======== Record list

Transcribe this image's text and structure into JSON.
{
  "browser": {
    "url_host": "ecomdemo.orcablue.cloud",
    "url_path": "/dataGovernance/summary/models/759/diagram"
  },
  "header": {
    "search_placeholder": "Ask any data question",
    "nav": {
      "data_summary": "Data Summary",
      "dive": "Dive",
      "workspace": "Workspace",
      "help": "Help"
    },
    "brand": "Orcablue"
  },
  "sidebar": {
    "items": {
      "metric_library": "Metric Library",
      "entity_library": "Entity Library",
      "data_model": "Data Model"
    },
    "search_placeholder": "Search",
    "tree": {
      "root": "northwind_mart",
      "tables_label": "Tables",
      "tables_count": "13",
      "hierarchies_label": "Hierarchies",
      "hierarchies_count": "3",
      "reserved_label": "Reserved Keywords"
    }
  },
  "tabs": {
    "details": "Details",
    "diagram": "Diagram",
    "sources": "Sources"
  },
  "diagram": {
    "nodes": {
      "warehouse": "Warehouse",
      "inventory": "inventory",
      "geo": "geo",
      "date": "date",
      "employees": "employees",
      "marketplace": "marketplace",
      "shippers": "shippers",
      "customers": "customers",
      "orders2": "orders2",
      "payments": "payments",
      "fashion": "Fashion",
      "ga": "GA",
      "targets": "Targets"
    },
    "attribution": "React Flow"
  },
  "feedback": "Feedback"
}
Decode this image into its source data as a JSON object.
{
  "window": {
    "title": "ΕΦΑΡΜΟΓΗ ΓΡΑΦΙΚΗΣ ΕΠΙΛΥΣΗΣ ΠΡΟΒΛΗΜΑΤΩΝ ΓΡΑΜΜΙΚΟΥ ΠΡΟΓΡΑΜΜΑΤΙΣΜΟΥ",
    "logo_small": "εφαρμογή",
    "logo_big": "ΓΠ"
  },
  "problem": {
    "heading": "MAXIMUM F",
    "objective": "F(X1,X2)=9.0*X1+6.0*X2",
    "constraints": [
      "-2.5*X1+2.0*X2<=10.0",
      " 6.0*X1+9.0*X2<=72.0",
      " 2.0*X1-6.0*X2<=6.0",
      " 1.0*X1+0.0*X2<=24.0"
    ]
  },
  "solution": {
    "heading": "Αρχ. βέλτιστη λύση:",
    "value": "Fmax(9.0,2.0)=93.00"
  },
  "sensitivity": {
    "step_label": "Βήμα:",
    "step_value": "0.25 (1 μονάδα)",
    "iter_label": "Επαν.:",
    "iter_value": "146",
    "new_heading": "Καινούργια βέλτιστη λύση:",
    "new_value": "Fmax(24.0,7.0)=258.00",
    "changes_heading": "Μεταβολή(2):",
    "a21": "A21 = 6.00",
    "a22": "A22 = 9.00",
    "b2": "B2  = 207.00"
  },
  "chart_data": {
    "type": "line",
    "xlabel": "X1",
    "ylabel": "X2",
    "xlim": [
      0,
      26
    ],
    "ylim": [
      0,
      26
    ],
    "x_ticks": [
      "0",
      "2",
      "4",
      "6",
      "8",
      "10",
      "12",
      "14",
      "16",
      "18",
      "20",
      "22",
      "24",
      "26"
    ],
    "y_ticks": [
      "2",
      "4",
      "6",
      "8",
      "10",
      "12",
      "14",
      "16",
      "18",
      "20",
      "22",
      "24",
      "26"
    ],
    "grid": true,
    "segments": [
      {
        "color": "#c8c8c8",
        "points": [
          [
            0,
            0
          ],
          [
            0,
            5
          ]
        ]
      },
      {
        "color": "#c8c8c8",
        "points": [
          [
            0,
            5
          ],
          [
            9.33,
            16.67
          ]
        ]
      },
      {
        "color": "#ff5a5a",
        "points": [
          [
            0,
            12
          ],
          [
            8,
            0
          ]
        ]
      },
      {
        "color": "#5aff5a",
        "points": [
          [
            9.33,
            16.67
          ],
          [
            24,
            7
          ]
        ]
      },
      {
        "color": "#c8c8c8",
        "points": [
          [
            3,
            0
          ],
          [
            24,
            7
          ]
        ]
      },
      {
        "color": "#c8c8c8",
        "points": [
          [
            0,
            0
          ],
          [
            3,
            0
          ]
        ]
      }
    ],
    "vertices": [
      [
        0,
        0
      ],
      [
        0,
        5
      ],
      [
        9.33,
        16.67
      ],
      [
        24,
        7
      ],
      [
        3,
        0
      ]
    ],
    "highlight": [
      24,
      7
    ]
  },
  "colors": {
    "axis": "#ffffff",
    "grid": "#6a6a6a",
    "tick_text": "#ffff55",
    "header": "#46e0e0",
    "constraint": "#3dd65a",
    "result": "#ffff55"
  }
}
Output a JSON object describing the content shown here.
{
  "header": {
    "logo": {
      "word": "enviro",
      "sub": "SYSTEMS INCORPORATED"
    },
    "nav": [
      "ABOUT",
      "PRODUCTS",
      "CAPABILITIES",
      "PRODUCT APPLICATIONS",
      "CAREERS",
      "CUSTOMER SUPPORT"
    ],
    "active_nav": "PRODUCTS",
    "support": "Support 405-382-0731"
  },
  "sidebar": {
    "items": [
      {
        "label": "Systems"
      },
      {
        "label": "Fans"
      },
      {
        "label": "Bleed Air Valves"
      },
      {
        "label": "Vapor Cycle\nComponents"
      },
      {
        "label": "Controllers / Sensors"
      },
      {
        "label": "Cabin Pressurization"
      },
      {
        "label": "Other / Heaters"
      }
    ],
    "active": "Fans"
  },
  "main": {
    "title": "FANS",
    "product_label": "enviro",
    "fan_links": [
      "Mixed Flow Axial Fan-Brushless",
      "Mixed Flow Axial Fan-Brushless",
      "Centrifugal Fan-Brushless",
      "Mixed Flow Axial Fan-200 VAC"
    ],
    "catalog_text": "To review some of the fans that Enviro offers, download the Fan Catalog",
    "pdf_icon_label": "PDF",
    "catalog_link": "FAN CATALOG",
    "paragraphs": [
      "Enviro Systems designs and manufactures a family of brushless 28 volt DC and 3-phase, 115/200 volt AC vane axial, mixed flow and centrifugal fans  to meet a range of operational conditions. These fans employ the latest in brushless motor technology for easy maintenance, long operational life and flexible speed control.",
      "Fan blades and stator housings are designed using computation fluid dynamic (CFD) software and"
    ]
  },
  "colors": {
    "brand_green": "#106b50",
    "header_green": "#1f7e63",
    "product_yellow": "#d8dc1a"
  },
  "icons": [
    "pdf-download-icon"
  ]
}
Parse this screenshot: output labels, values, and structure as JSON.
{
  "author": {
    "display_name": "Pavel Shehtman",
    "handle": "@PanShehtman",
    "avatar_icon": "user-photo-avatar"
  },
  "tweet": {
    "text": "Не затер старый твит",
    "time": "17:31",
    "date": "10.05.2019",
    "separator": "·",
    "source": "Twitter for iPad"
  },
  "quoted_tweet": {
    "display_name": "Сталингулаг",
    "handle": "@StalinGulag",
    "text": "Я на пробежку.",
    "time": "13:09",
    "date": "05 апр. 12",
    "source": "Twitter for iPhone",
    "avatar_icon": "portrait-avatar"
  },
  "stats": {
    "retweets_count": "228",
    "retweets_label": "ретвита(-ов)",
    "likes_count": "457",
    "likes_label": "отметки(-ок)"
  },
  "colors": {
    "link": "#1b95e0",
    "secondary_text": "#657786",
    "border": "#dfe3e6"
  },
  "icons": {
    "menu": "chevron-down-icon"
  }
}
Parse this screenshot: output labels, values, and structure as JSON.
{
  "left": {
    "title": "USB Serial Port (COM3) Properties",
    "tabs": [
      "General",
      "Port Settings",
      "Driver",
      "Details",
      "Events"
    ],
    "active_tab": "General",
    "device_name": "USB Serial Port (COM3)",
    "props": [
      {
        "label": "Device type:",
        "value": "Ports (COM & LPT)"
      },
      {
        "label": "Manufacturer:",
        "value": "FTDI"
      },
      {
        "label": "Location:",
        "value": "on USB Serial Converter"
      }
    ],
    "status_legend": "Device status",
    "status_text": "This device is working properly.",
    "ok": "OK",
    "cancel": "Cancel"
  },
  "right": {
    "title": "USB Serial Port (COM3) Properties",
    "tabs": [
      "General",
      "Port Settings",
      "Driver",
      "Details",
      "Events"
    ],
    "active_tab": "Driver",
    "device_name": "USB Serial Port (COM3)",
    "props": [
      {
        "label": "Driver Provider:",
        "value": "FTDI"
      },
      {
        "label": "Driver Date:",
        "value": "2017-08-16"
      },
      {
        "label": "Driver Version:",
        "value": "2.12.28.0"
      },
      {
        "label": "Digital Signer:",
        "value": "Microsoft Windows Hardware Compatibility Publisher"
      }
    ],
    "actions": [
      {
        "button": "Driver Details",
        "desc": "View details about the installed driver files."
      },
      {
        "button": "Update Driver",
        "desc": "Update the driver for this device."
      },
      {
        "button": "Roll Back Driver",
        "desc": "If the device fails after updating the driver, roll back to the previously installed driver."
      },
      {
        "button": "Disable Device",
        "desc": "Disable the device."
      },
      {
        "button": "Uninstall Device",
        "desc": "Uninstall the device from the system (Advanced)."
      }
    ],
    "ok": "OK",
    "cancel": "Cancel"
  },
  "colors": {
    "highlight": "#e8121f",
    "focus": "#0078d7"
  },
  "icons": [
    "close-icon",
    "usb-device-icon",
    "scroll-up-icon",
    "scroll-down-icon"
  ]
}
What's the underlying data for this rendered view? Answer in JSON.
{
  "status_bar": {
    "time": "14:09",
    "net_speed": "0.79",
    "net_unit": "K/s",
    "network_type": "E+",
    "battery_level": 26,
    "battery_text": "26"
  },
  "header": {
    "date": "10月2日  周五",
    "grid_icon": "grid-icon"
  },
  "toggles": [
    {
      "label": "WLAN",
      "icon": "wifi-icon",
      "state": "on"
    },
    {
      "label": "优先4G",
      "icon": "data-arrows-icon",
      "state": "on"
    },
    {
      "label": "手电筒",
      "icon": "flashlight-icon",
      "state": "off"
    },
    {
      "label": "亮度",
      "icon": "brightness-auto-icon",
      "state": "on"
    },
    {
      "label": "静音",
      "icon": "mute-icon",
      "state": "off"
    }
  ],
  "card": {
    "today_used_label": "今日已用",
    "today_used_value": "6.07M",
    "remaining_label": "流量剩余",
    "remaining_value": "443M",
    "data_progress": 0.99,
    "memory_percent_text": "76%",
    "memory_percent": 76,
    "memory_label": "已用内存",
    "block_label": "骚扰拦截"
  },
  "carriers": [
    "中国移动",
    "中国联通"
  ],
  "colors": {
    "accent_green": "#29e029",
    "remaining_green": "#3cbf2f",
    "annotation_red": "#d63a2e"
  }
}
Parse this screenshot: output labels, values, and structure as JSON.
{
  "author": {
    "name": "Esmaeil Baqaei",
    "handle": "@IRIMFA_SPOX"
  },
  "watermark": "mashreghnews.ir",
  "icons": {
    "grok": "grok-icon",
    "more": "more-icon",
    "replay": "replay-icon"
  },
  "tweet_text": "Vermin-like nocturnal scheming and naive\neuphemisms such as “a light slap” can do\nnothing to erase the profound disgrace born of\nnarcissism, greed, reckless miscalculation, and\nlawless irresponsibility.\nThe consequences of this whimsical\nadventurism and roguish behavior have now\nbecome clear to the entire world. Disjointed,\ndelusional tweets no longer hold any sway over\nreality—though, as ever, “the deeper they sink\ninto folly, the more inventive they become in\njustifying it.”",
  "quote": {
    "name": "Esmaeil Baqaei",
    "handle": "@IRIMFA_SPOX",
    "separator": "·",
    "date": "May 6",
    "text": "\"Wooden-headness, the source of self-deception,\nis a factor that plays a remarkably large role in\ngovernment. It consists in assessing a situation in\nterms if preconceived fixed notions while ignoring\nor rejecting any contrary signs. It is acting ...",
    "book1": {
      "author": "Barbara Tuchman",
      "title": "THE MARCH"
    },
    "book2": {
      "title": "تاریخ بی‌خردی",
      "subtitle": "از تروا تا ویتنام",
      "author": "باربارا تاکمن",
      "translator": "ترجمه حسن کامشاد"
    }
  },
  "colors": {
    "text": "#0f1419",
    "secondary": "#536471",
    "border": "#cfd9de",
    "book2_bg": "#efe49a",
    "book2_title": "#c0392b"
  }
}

================

Work required | Scan the listing above. Gather each line that contains the word "avatar".

Answer for this exercise |
    "avatar_icon": "user-photo-avatar"
    "avatar_icon": "portrait-avatar"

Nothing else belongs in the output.